Work instructions =>
Answer these questions from the text on application process and study procedures below:
1. On what basis should the application process accept Eligible Customers' applications for transmission service on behalf of large loads?
2. What should study reports include when they determine that traditional network upgrades are required instead of alternative transmission technologies?
3. How long should the study identifying direct assignment facilities and network upgrades take to complete?

Text =>
## BEGIN

2. Application Process and Study Procedures

The Order states that the tariff currently lacks a sufficiently clear application and study process for transmission service to large load. The Order requires MISO to explain whether its tariff is just and reasonable despite lacking the following provisions:

  • An application process that accepts Eligible Customers’ applications for transmission service on behalf of large loads on a rolling basis.
  • A non-refundable application fee and sufficient readiness requirements that escalate at distinct phases of the study process to deter duplicative or speculative requests for transmission service (e.g., meaningful milestones and/or financial commitments).
  • Information and data requirements that Eligible Customers must submit to MISO and/or the MISO transmission owners regarding the characteristics of the large load on behalf of which the Eligible Customer is taking transmission service, including disclosure to MISO of any substantially similar pending transmission service requests on behalf of the same large load customer.

Id. at P 59. The Commission also states that the tariff does not clearly and consistently require MISO or the MISO transmission owners to conduct studies that evaluate the transmission system’s ability to withstand risks observed from large loads and that consider the unique operational characteristics of large loads that are willing to limit their energy withdrawals under certain conditions. Id. at P 60.

The Order also finds that the tariff may be unjust and unreasonable because it does not include clear provisions requiring the evaluation of alternative transmission technologies, which can add more capacity to the existing transmission system quickly and increase costs to the detriment of customers. Id. at P 61. In addition to evaluating such technologies, the Commission finds that study reports that determine traditional network upgrades are required instead of alternative transmission technologies should include a “clear demonstration of why alternative transmission technologies are not feasible.” Id. at P 62.

Finally, the Commission finds that the study processes contemplated in the Order should culminate in a study identifying any direct assignment facilities and network upgrades an Eligible Customer is responsible for and take “no more than 60-90 calendar days to complete.” Id. at P 63.

## END

Given information =>
## BEGIN

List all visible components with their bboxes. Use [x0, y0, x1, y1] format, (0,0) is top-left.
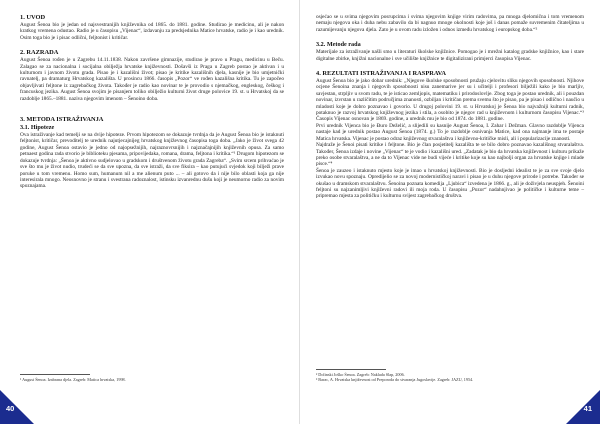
paragraph-rezultati-1: August Šenoa bio je jako dobar urednik: „Njegove školske sposobnosti pružaju cjelovitu sliku njegovih sposobnosti. Njihove ocjene Šenoina znanja i njegovih sposobnosti nisu zanemarive jer su i učitelji i profesori bilježili kako je bio marljiv, savjestan, strpljiv u svom radu, te je isticao zemljopis, matematiku i prirodoslovlje. Zbog toga je postao urednik, ali i pouzdan novinar, izvrstan u različitim područjima znanosti, ozbiljan i kritičan prema svemu što je pisao, pa je pisao i odlično i naučio u mladosti koje je dobro poznavao i govorio. U drugoj polovini 19. st. u Hrvatskoj je Šenoa bio najvažniji kulturni radnik, potaknuo je razvoj hrvatskog književnog jezika i stila, a osobito je njegov rad u književnom i kulturnom časopisu Vijenac.“³ Časopis Vijenac osnovan je 1869. godine, a urednik mu je bio od 1874. do 1881. godine.: [316, 78, 584, 123]
page-number-left: 40: [6, 404, 15, 413]
heading-rezultati: 4. REZULTATI ISTRAŽIVANJA I RASPRAVA: [316, 70, 447, 78]
page-number-right: 41: [583, 404, 592, 413]
subheading-hipoteze: 3.1. Hipoteze: [20, 124, 55, 132]
right-page-content: [316, 14, 584, 382]
paragraph-continuation: osjećao se u svima njegovim posrupcima i svima njegovim knjige virim radovima, pa mnoga djelomična i tom vremenom nemaju njegova oka i duha nebu zabavilo da bi nagnuo mnoge okolnosti koje još i danas pomaže suvremenim čitateljima u razumijevanju njegova djela. Zato je u ovom radu izložen i odnos između hrvatskog i europskog doba.“²: [316, 14, 584, 33]
paragraph-rezultati-2: Prvi urednik Vijenca bio je Đuro Deželić, a slijedili su kasnije August Šenoa, I. Zahar i Dežman. Glavno razdoblje Vijenca nastaje kad je urednik postao August Šenoa (1874. g.) To je razdoblje osnivanja Matice, kad ona najmanje ima te postaje Matica hrvatska. Vijenac je postao odraz književnog stvaralaštva i književno-kritičke misli, ali i popularizacije znanosti.: [316, 122, 584, 142]
heading-uvod: 1. UVOD: [20, 14, 46, 21]
paragraph-rezultati-3: Najdraže je Šenoi pisati kritike i feljtone. Bio je član posjetitelj kazališta te se bilo dobro poznavao kazališnog stvaralaštva. Također, Šenoa izdaje i novine „Vijenac“ te je vodio i kazališni ured. „Zadatak je bio da hrvatska književnost i kulturu prikaže preko osobe stvaralaštva, a ne da to Vijenac vide ne budi vijeće i kritike koje su kao najbolji organ za hrvatske knjige i mlade pisce.“⁴: [316, 142, 584, 168]
footnote-rule-right: [316, 369, 386, 370]
footnote-2: ² Dolinski Joško Šenoa. Zagreb: Naklada Slap, 2006.: [316, 372, 405, 377]
heading-razrada: 2. RAZRADA: [20, 49, 59, 57]
footnote-1: ¹ August Šenoa. Izabrana djela. Zagreb: Matica hrvatska, 1998.: [20, 377, 126, 382]
right-page: [300, 0, 600, 424]
subheading-metode-rada: 3.2. Metode rada: [316, 41, 361, 49]
paragraph-metode-rada: Materijale za istraživanje našli smo u literaturi školske knjižnice. Pomogao je i mrežni katalog gradske knjižnice, kao i stare digitalne zbirke, knjižni nacionalne i sve učilište knjižnice te digitalizirani primjerci časopisa Vijenac.: [316, 49, 584, 62]
paragraph-hipoteze: Ova istraživanje kad temelji se na dvije hipoteze. Prvom hipotezom se dokazuje tvrdnja da je August Šenoa bio je istaknuti feljtonist, kritičar, prevoditelj te urednik najutjecajnijeg hrvatskog književnog časopisa toga doba. „Jako je život svega 42 godine, August Šenoa ostavio je jedno od najopsežnijih, najraznovrsnijih i najznačajnijih književnih opusa. Za samo petnaest godina rada stvorio je biblioteku pjesama, pripovijedaka, romana, drama, feljtona i kritika.“¹ Drugom hipotezom se dokazuje tvrdnja: „Šenoa je aktivno sudjelovao u gradskom i društvenom životu grada Zagreba“. „Svim srcem prihvaćao je sve što mu je život nudio, trudeći se da sve upozna, da sve istraži, da sve fiksira – kao putujući svjedok koji bilježi prave poruke u tom vremenu. Homo sum, humanum nil a me alienum puto ... – ali gotovo da i nije bilo oblasti koja ga nije interesirala mnogo. Neosnovno je stranu i svestrana radoznalost, istinsku izvanrednu dušu koji je neumorno radio za novim spoznajama.: [20, 132, 284, 190]
left-page-content: [20, 14, 284, 382]
footnote-rule: [20, 374, 90, 375]
paragraph-uvod: August Šenoa bio je jedan od najsvestranijih književnika od 1865. do 1881. godine. Studirao je medicinu, ali je nakon kratkog vremena odustao. Radio je u časopisu „Vijenac“, izdavanju za predsjednika Matice hrvatske, radio je i kao urednik. Osim toga bio je i pisac odlični, feljtonist i kritičar.: [20, 22, 284, 41]
heading-metoda: 3. METODA ISTRAŽIVANJA: [20, 116, 104, 124]
paragraph-rezultati-4: Šenoa je zauzeo i istaknuto mjesto koje je imao u hrvatskoj književnosti. Bio je dosljedni idealist te je za sve svoje djelo izvukao novu spoznaju. Opredijelio se za novoj modernističkoj naravi i pisao je u duhu njegove prirode i potrebe. Također se okušao u dramskom stvaralaštvu. Šenoina poznata komedija „Ljubica“ izvedena je 1866. g., ali je doživjela neuspjeh. Šenoini feljtoni su najzanimljivi književni radovi ili moja roda. U časopisu „Pozor“ nadahnjivao je političke i kulturne teme – pripremao mjesta za političku i kulturnu svijest zagrebačkog društva.: [316, 167, 584, 200]
footnote-3: ³ Barac, A. Hrvatska književnost od Preporoda do stvaranja Jugoslavije. Zagreb: JAZU, 1954.: [316, 377, 474, 382]
paragraph-razrada: August Šenoa rođen je u Zagrebu 14.11.1838. Nakon završene gimnazije, studirao je pravo u Pragu, medicinu u Beču. Zalagao se za nacionalna i socijalna obilježja hrvatske književnosti. Došavši iz Praga u Zagreb postao je aktivan i u kulturnom i javnom životu grada. Pisao je i kazališni život; pisao je kritike kazališnih djela, kasnije je bio umjetnički ravnatelj, pa dramaturg Hrvatskog kazališta. U prosincu 1866. časopis „Pozor“ ve rođen kazališna kritika. Tu je započeo objavljivati feljtone iz zagrebačkog života. Također je radio kao novinar te je provodio s njemačkog, engleskog, češkog i francuskog jezika. August Šenoa svojim je pisanjem toliko obilježio kulturni život druge polovice 19. st. u Hrvatskoj da se razdoblje 1865.–1881. naziva njegovim imenom – Šenoino doba.: [20, 57, 284, 102]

## END

Solution to the problem =>
1. On a rolling basis.
2. A clear demonstration of why alternative transmission technologies are not feasible.
3. No more than 60-90 calendar days.